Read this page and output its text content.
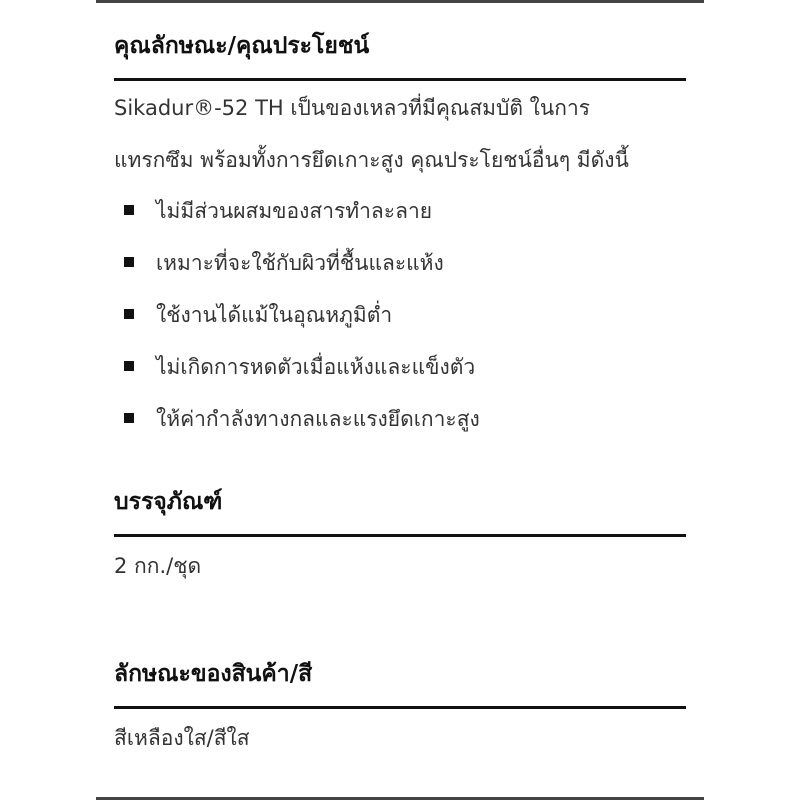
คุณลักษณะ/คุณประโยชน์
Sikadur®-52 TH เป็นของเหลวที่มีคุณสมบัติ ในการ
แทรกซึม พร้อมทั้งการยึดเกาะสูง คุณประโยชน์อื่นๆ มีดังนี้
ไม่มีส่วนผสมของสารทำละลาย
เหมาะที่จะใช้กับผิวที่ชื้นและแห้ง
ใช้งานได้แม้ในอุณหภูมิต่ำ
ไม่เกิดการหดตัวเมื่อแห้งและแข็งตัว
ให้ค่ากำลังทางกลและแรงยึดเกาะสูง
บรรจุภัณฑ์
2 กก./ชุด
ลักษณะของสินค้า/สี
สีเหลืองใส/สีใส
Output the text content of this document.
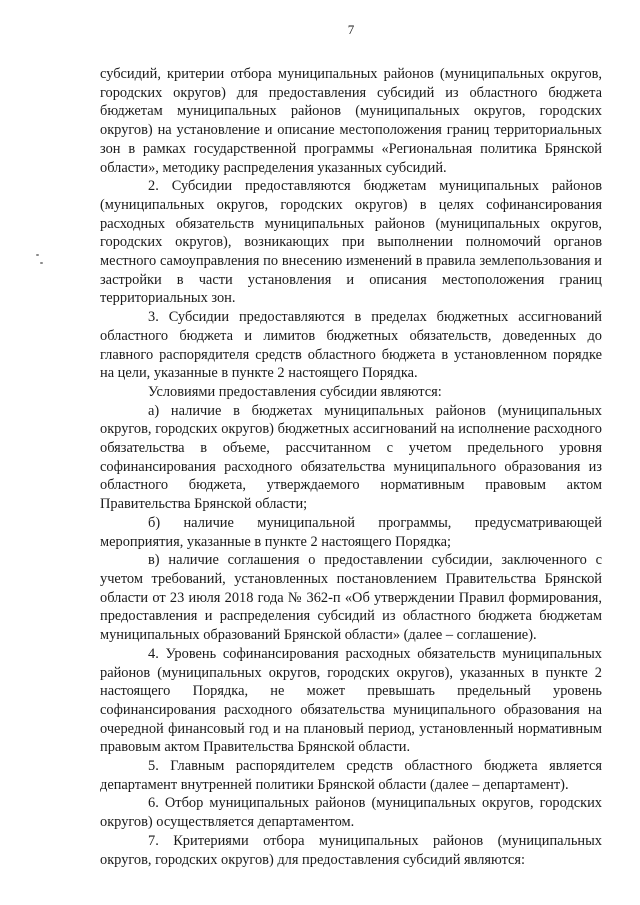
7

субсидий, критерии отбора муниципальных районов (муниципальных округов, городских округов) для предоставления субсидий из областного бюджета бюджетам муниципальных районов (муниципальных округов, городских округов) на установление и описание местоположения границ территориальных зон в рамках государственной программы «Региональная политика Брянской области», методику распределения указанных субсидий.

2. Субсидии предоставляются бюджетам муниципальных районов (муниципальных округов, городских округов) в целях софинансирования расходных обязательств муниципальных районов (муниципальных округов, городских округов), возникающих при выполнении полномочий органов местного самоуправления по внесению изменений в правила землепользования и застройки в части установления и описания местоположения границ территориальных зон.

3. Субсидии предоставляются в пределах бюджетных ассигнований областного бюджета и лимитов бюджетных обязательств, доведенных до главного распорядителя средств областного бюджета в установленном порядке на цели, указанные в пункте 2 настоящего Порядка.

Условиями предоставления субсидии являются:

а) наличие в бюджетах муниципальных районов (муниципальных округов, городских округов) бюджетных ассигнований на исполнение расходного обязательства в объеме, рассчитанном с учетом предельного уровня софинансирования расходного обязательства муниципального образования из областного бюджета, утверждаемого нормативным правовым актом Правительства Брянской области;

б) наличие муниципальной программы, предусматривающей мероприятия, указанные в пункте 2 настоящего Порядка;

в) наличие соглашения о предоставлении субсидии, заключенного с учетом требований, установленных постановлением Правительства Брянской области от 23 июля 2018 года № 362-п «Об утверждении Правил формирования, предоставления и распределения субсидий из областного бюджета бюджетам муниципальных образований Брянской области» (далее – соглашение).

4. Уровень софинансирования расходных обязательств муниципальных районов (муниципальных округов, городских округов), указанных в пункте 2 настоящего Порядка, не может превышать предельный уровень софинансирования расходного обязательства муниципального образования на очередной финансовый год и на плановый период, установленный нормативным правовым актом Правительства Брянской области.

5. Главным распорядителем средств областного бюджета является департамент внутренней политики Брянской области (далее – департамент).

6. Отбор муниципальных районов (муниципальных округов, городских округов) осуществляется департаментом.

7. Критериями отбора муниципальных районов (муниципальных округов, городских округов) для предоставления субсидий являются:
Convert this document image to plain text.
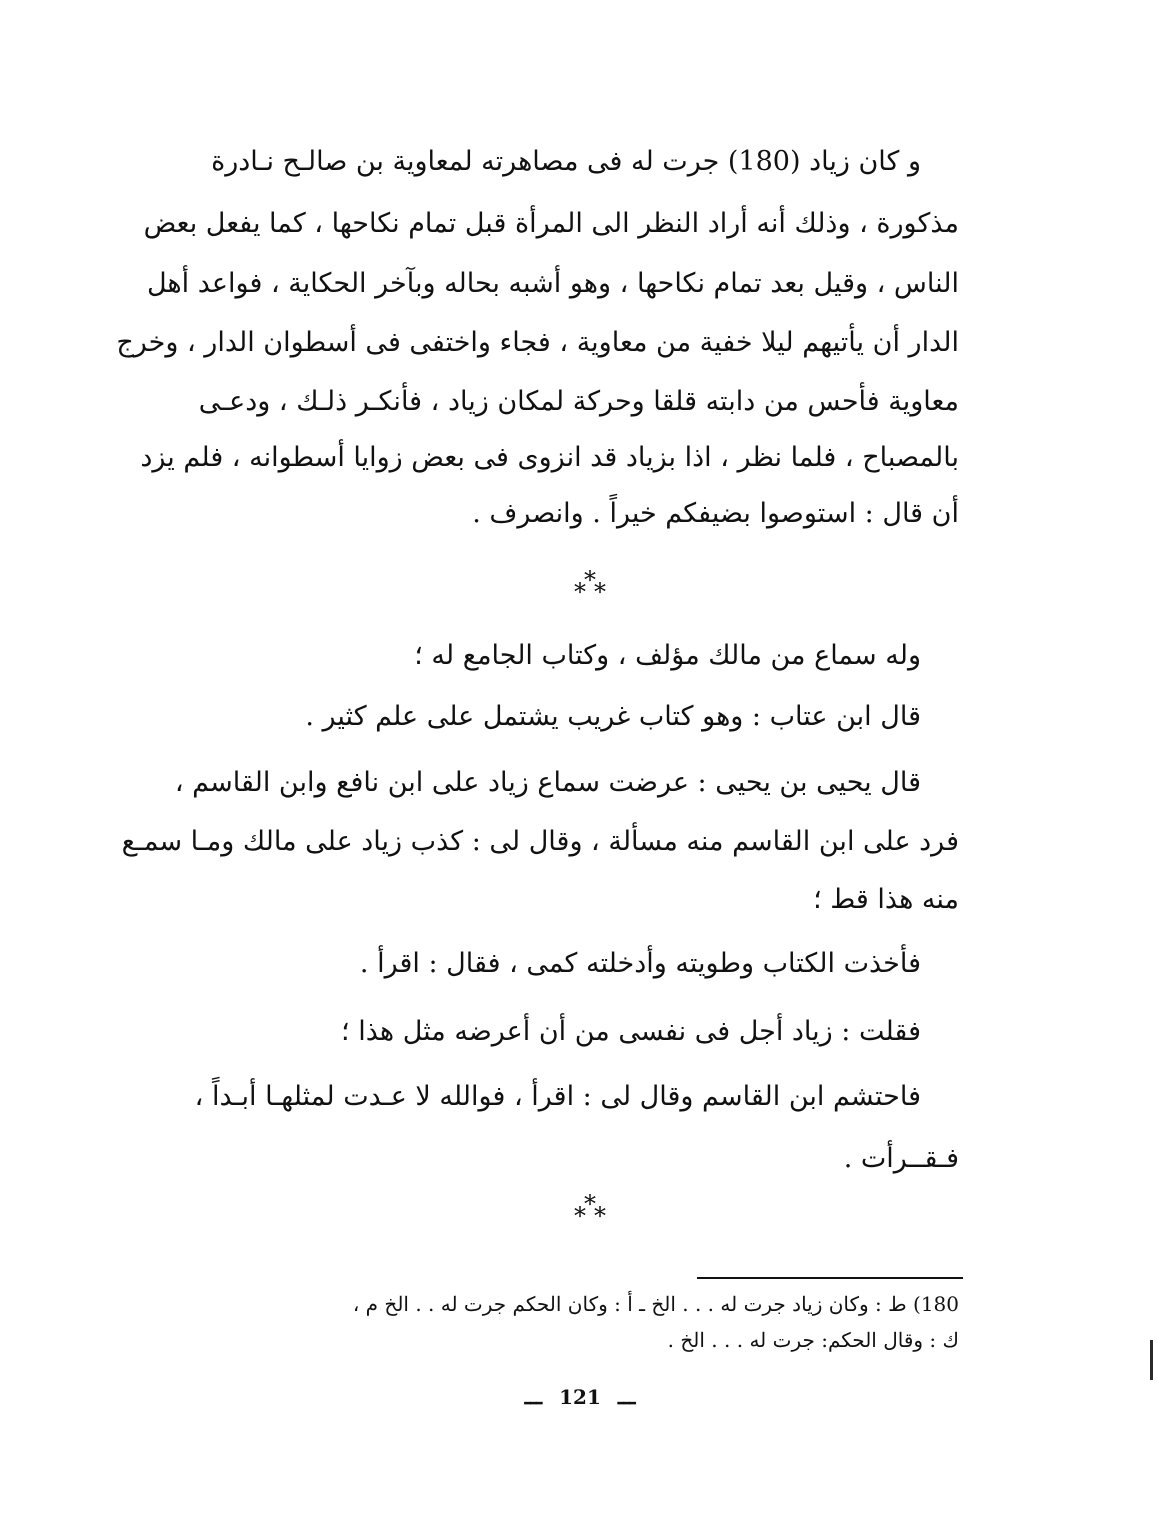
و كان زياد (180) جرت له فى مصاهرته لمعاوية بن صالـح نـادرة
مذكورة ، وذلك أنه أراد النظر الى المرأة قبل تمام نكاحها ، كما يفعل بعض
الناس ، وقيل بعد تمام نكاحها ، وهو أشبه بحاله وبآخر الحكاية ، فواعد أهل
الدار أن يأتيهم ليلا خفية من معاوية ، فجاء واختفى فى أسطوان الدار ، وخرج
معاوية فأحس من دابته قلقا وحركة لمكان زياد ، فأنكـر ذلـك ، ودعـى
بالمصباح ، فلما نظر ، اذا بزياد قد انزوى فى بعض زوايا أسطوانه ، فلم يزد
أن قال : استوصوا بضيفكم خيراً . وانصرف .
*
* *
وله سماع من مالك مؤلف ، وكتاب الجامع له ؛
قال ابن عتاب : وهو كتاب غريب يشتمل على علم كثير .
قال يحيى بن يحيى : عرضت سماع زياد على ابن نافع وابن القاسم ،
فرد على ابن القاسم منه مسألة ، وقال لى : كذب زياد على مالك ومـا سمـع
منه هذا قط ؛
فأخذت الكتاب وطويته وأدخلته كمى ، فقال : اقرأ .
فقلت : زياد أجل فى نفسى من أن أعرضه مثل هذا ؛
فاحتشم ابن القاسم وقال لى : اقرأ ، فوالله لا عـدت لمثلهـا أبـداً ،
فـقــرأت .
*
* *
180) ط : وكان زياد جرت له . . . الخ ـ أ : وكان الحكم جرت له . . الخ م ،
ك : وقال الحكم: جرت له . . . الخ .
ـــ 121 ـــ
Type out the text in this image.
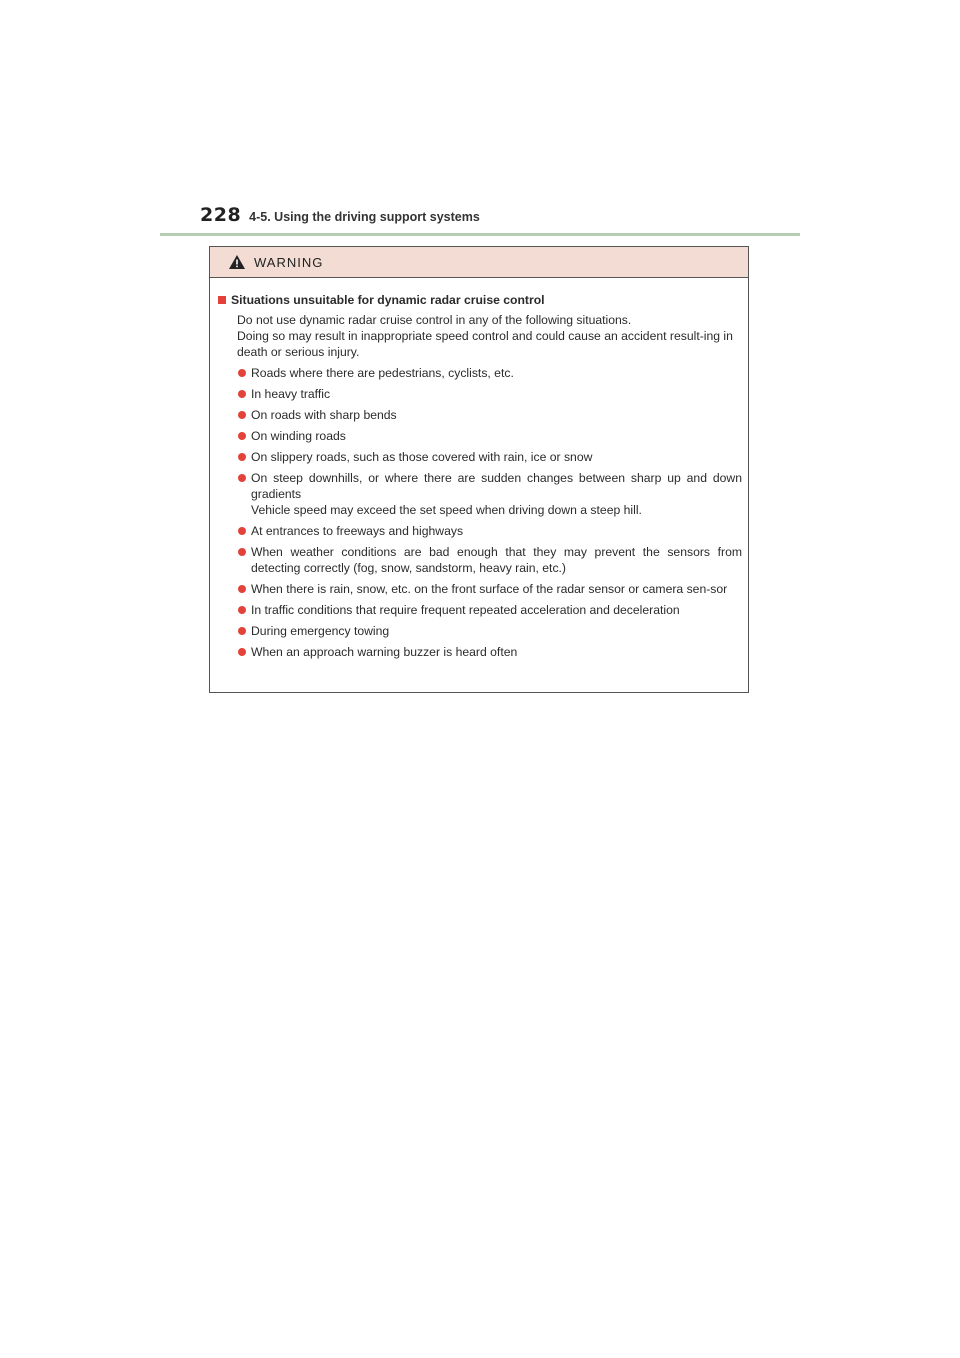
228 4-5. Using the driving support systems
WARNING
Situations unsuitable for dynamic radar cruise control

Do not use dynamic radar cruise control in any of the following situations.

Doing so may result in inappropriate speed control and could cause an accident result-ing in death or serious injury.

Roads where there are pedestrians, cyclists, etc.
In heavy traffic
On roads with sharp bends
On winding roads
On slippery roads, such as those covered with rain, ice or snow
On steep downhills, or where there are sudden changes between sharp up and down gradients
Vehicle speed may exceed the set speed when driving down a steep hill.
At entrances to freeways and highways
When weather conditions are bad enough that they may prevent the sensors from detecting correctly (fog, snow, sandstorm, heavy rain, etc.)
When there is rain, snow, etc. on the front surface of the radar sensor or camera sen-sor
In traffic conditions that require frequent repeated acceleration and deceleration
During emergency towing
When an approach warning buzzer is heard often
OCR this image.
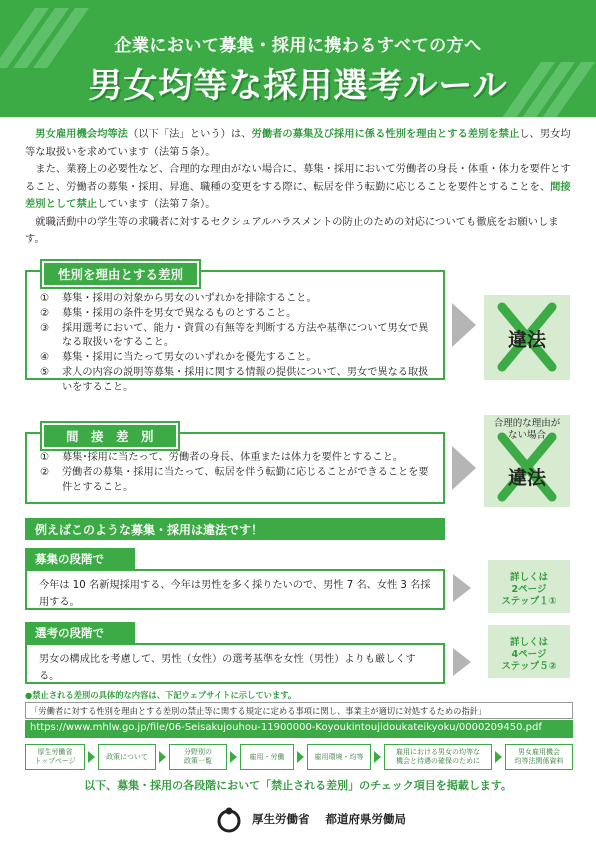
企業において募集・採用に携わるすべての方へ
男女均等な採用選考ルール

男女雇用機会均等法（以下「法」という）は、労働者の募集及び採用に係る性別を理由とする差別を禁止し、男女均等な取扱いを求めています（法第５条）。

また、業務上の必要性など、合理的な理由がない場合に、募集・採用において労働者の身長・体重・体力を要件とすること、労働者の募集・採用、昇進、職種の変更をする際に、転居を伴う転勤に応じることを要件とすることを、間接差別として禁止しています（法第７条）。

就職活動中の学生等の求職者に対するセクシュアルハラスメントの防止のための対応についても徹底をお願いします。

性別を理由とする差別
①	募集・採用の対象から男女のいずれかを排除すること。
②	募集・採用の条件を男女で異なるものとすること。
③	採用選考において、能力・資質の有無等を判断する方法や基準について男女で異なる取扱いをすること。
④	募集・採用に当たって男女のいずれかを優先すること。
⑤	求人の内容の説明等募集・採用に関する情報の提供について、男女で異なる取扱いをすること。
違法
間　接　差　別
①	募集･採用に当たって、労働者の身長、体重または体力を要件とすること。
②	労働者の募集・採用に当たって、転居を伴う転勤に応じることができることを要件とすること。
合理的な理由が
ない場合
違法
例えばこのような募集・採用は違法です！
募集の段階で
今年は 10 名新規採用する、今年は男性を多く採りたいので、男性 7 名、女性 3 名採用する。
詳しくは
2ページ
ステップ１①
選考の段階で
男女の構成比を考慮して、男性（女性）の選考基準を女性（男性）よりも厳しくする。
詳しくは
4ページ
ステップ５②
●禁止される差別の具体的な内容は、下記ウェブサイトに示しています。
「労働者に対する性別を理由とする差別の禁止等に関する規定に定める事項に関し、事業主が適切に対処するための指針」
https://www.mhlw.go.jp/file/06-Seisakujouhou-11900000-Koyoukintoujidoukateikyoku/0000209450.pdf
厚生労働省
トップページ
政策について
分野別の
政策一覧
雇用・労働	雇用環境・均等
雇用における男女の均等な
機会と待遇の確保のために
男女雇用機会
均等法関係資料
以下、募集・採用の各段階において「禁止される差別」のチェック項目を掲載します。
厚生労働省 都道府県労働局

•••

--- Problem description ---
Transcribe the full listing above exactly as it stands, minus the pictures.

--- Solution to this exercise ---
Read this page and output its text content.
คุณลักษณะ/คุณประโยชน์
Sikadur®-52 TH เป็นของเหลวที่มีคุณสมบัติ ในการ
แทรกซึม พร้อมทั้งการยึดเกาะสูง คุณประโยชน์อื่นๆ มีดังนี้
ไม่มีส่วนผสมของสารทำละลาย
เหมาะที่จะใช้กับผิวที่ชื้นและแห้ง
ใช้งานได้แม้ในอุณหภูมิต่ำ
ไม่เกิดการหดตัวเมื่อแห้งและแข็งตัว
ให้ค่ากำลังทางกลและแรงยึดเกาะสูง
บรรจุภัณฑ์
2 กก./ชุด
ลักษณะของสินค้า/สี
สีเหลืองใส/สีใส
Output the text content of this document.
7

субсидий, критерии отбора муниципальных районов (муниципальных округов, городских округов) для предоставления субсидий из областного бюджета бюджетам муниципальных районов (муниципальных округов, городских округов) на установление и описание местоположения границ территориальных зон в рамках государственной программы «Региональная политика Брянской области», методику распределения указанных субсидий.

2. Субсидии предоставляются бюджетам муниципальных районов (муниципальных округов, городских округов) в целях софинансирования расходных обязательств муниципальных районов (муниципальных округов, городских округов), возникающих при выполнении полномочий органов местного самоуправления по внесению изменений в правила землепользования и застройки в части установления и описания местоположения границ территориальных зон.

3. Субсидии предоставляются в пределах бюджетных ассигнований областного бюджета и лимитов бюджетных обязательств, доведенных до главного распорядителя средств областного бюджета в установленном порядке на цели, указанные в пункте 2 настоящего Порядка.

Условиями предоставления субсидии являются:

а) наличие в бюджетах муниципальных районов (муниципальных округов, городских округов) бюджетных ассигнований на исполнение расходного обязательства в объеме, рассчитанном с учетом предельного уровня софинансирования расходного обязательства муниципального образования из областного бюджета, утверждаемого нормативным правовым актом Правительства Брянской области;

б) наличие муниципальной программы, предусматривающей мероприятия, указанные в пункте 2 настоящего Порядка;

в) наличие соглашения о предоставлении субсидии, заключенного с учетом требований, установленных постановлением Правительства Брянской области от 23 июля 2018 года № 362-п «Об утверждении Правил формирования, предоставления и распределения субсидий из областного бюджета бюджетам муниципальных образований Брянской области» (далее – соглашение).

4. Уровень софинансирования расходных обязательств муниципальных районов (муниципальных округов, городских округов), указанных в пункте 2 настоящего Порядка, не может превышать предельный уровень софинансирования расходного обязательства муниципального образования на очередной финансовый год и на плановый период, установленный нормативным правовым актом Правительства Брянской области.

5. Главным распорядителем средств областного бюджета является департамент внутренней политики Брянской области (далее – департамент).

6. Отбор муниципальных районов (муниципальных округов, городских округов) осуществляется департаментом.

7. Критериями отбора муниципальных районов (муниципальных округов, городских округов) для предоставления субсидий являются:
Convert this document image to plain text.
و كان زياد (180) جرت له فى مصاهرته لمعاوية بن صالـح نـادرة
مذكورة ، وذلك أنه أراد النظر الى المرأة قبل تمام نكاحها ، كما يفعل بعض
الناس ، وقيل بعد تمام نكاحها ، وهو أشبه بحاله وبآخر الحكاية ، فواعد أهل
الدار أن يأتيهم ليلا خفية من معاوية ، فجاء واختفى فى أسطوان الدار ، وخرج
معاوية فأحس من دابته قلقا وحركة لمكان زياد ، فأنكـر ذلـك ، ودعـى
بالمصباح ، فلما نظر ، اذا بزياد قد انزوى فى بعض زوايا أسطوانه ، فلم يزد
أن قال : استوصوا بضيفكم خيراً . وانصرف .
*
* *
وله سماع من مالك مؤلف ، وكتاب الجامع له ؛
قال ابن عتاب : وهو كتاب غريب يشتمل على علم كثير .
قال يحيى بن يحيى : عرضت سماع زياد على ابن نافع وابن القاسم ،
فرد على ابن القاسم منه مسألة ، وقال لى : كذب زياد على مالك ومـا سمـع
منه هذا قط ؛
فأخذت الكتاب وطويته وأدخلته كمى ، فقال : اقرأ .
فقلت : زياد أجل فى نفسى من أن أعرضه مثل هذا ؛
فاحتشم ابن القاسم وقال لى : اقرأ ، فوالله لا عـدت لمثلهـا أبـداً ،
فـقــرأت .
*
* *
180) ط : وكان زياد جرت له . . . الخ ـ أ : وكان الحكم جرت له . . الخ م ،
ك : وقال الحكم: جرت له . . . الخ .
ـــ 121 ـــ
Type out the text in this image.
228 4-5. Using the driving support systems
WARNING
Situations unsuitable for dynamic radar cruise control

Do not use dynamic radar cruise control in any of the following situations.

Doing so may result in inappropriate speed control and could cause an accident result-ing in death or serious injury.

Roads where there are pedestrians, cyclists, etc.
In heavy traffic
On roads with sharp bends
On winding roads
On slippery roads, such as those covered with rain, ice or snow
On steep downhills, or where there are sudden changes between sharp up and down gradients
Vehicle speed may exceed the set speed when driving down a steep hill.
At entrances to freeways and highways
When weather conditions are bad enough that they may prevent the sensors from detecting correctly (fog, snow, sandstorm, heavy rain, etc.)
When there is rain, snow, etc. on the front surface of the radar sensor or camera sen-sor
In traffic conditions that require frequent repeated acceleration and deceleration
During emergency towing
When an approach warning buzzer is heard often
OCR this image.
企業において募集・採用に携わるすべての方へ
男女均等な採用選考ルール

男女雇用機会均等法（以下「法」という）は、労働者の募集及び採用に係る性別を理由とする差別を禁止し、男女均等な取扱いを求めています（法第５条）。

また、業務上の必要性など、合理的な理由がない場合に、募集・採用において労働者の身長・体重・体力を要件とすること、労働者の募集・採用、昇進、職種の変更をする際に、転居を伴う転勤に応じることを要件とすることを、間接差別として禁止しています（法第７条）。

就職活動中の学生等の求職者に対するセクシュアルハラスメントの防止のための対応についても徹底をお願いします。

性別を理由とする差別
①	募集・採用の対象から男女のいずれかを排除すること。
②	募集・採用の条件を男女で異なるものとすること。
③	採用選考において、能力・資質の有無等を判断する方法や基準について男女で異なる取扱いをすること。
④	募集・採用に当たって男女のいずれかを優先すること。
⑤	求人の内容の説明等募集・採用に関する情報の提供について、男女で異なる取扱いをすること。
違法
間　接　差　別
①	募集･採用に当たって、労働者の身長、体重または体力を要件とすること。
②	労働者の募集・採用に当たって、転居を伴う転勤に応じることができることを要件とすること。
合理的な理由が
ない場合
違法
例えばこのような募集・採用は違法です！
募集の段階で
今年は 10 名新規採用する、今年は男性を多く採りたいので、男性 7 名、女性 3 名採用する。
詳しくは
2ページ
ステップ１①
選考の段階で
男女の構成比を考慮して、男性（女性）の選考基準を女性（男性）よりも厳しくする。
詳しくは
4ページ
ステップ５②
●禁止される差別の具体的な内容は、下記ウェブサイトに示しています。
「労働者に対する性別を理由とする差別の禁止等に関する規定に定める事項に関し、事業主が適切に対処するための指針」
https://www.mhlw.go.jp/file/06-Seisakujouhou-11900000-Koyoukintoujidoukateikyoku/0000209450.pdf
厚生労働省
トップページ
政策について
分野別の
政策一覧
雇用・労働	雇用環境・均等
雇用における男女の均等な
機会と待遇の確保のために
男女雇用機会
均等法関係資料
以下、募集・採用の各段階において「禁止される差別」のチェック項目を掲載します。
厚生労働省 都道府県労働局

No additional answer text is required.